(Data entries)

/---

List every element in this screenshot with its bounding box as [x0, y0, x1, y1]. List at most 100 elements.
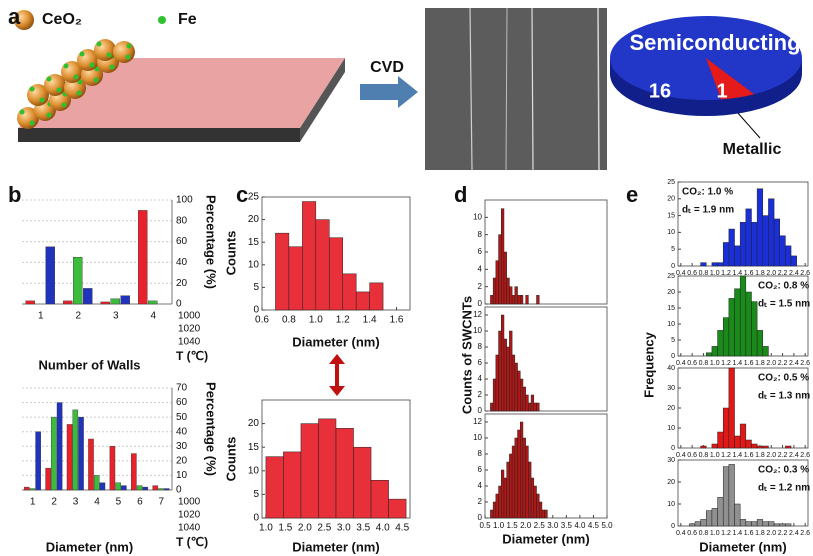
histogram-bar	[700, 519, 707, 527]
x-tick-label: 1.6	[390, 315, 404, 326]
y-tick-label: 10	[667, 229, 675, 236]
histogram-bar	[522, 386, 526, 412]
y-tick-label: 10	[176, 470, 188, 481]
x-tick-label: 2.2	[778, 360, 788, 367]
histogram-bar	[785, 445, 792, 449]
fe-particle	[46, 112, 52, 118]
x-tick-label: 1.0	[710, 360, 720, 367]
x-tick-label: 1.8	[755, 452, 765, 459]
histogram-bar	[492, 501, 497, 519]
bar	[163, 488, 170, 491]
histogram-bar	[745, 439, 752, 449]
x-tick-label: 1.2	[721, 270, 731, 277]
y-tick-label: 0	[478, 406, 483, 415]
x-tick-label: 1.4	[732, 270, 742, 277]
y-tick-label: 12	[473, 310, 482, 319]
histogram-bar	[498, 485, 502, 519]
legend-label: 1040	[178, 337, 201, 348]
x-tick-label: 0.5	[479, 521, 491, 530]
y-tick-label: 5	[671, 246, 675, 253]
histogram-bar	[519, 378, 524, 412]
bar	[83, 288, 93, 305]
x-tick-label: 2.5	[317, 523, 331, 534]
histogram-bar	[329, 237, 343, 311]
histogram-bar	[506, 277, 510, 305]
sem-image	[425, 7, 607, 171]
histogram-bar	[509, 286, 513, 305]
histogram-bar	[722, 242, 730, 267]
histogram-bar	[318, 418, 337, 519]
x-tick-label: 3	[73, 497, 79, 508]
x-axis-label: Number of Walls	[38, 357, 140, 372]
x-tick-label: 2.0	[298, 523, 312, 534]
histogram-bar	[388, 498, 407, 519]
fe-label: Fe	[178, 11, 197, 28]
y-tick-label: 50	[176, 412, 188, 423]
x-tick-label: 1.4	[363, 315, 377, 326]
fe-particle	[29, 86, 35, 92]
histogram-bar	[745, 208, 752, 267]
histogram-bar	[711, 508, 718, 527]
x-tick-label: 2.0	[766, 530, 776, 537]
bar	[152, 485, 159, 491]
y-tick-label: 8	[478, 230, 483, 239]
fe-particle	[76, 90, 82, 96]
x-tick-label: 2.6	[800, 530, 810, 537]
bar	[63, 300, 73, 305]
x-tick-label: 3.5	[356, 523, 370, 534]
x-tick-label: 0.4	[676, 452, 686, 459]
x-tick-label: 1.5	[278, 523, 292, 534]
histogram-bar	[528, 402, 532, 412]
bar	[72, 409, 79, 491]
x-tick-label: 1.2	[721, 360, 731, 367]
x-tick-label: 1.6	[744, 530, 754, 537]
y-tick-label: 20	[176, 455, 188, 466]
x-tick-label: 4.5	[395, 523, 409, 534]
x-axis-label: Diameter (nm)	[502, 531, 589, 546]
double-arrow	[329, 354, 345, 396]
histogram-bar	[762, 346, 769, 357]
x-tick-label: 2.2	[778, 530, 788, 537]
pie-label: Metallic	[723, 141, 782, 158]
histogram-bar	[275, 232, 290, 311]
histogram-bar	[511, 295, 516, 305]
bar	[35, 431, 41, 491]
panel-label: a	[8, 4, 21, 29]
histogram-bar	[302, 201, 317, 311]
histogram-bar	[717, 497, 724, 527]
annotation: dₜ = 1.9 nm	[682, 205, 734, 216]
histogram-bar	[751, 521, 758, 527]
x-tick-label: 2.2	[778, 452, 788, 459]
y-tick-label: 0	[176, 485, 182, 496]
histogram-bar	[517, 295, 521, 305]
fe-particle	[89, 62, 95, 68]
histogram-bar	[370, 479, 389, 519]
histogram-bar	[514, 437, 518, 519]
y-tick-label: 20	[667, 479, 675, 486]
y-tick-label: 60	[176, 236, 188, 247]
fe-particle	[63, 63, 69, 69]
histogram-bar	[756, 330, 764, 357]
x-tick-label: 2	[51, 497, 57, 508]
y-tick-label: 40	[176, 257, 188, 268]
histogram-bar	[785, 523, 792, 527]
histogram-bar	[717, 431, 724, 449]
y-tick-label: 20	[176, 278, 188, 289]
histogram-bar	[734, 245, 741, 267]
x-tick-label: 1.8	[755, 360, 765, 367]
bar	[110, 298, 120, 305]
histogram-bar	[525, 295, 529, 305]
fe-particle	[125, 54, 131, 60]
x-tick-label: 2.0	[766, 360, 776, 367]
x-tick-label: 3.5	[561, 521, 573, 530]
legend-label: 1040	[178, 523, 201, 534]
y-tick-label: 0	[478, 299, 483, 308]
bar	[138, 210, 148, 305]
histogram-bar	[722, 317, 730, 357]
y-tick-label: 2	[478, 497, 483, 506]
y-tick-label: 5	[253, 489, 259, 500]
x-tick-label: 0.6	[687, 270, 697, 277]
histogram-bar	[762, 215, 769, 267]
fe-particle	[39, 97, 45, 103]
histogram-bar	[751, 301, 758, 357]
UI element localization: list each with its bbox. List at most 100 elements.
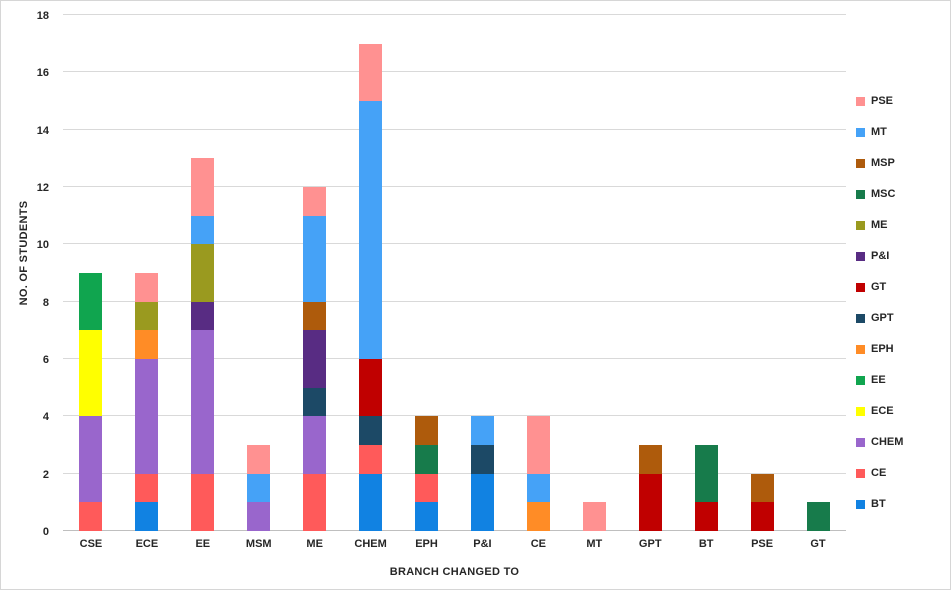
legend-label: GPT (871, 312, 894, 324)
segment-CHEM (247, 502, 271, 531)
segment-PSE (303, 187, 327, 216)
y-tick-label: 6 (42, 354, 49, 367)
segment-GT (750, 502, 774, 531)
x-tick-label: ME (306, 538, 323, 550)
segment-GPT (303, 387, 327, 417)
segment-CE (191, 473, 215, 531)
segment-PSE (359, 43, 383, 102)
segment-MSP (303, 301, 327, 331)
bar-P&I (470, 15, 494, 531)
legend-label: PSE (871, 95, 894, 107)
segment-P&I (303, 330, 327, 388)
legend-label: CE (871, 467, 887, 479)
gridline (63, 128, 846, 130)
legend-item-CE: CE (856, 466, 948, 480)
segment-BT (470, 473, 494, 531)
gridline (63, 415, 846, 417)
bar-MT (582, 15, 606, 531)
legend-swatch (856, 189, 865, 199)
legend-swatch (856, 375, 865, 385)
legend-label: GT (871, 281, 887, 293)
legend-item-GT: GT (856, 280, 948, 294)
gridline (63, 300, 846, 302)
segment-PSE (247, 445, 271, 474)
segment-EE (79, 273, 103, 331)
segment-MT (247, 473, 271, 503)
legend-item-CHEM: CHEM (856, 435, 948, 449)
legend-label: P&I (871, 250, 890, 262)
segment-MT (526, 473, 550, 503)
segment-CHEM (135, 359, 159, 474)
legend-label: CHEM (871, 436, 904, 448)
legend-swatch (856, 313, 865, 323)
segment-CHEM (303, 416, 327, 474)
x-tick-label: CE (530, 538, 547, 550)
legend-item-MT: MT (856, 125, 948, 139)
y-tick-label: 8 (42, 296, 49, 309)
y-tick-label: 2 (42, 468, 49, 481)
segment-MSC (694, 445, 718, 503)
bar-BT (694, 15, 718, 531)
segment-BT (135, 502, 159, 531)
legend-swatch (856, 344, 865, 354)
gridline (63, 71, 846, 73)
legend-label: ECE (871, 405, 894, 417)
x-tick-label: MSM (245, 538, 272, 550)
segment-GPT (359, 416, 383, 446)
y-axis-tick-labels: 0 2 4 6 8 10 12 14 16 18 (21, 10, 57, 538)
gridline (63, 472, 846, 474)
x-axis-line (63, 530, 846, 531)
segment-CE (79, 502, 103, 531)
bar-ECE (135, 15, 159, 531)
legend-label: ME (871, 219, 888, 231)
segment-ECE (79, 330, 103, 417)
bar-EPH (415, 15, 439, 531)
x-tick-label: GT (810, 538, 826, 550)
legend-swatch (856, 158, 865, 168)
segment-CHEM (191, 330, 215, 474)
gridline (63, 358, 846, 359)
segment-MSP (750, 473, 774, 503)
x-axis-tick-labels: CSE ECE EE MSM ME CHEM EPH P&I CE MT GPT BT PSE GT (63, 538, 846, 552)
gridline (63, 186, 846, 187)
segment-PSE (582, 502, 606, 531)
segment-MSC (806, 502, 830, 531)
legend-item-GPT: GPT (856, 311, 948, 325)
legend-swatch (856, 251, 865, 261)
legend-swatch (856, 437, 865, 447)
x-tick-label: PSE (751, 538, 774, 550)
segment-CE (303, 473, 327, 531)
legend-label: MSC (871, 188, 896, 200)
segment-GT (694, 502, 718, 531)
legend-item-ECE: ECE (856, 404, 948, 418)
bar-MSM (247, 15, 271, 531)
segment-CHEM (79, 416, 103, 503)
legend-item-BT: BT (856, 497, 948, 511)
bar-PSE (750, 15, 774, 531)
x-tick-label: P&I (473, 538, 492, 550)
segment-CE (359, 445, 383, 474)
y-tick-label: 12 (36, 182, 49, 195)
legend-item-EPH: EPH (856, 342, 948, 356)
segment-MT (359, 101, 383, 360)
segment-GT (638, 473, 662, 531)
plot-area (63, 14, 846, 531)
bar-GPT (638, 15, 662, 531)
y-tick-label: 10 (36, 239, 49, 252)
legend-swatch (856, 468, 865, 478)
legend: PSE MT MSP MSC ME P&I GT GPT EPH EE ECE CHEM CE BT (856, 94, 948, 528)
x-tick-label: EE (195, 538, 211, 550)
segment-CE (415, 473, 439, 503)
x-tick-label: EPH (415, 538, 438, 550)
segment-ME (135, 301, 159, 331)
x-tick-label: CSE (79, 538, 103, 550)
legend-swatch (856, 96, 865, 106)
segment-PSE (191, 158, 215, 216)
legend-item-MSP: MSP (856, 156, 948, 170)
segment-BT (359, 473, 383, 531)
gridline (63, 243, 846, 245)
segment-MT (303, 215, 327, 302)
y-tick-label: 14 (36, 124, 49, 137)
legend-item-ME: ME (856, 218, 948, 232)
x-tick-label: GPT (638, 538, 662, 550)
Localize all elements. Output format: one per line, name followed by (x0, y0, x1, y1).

\---

■ **Task to complete**
Locate each line in the data above that contains the string "swatch", and copy those lines.

■ **Written answer**
legend-swatch (856, 189, 865, 199)
legend-swatch (856, 375, 865, 385)
legend-swatch (856, 313, 865, 323)
legend-swatch (856, 344, 865, 354)
legend-swatch (856, 158, 865, 168)
legend-swatch (856, 251, 865, 261)
legend-swatch (856, 437, 865, 447)
legend-swatch (856, 468, 865, 478)
legend-swatch (856, 96, 865, 106)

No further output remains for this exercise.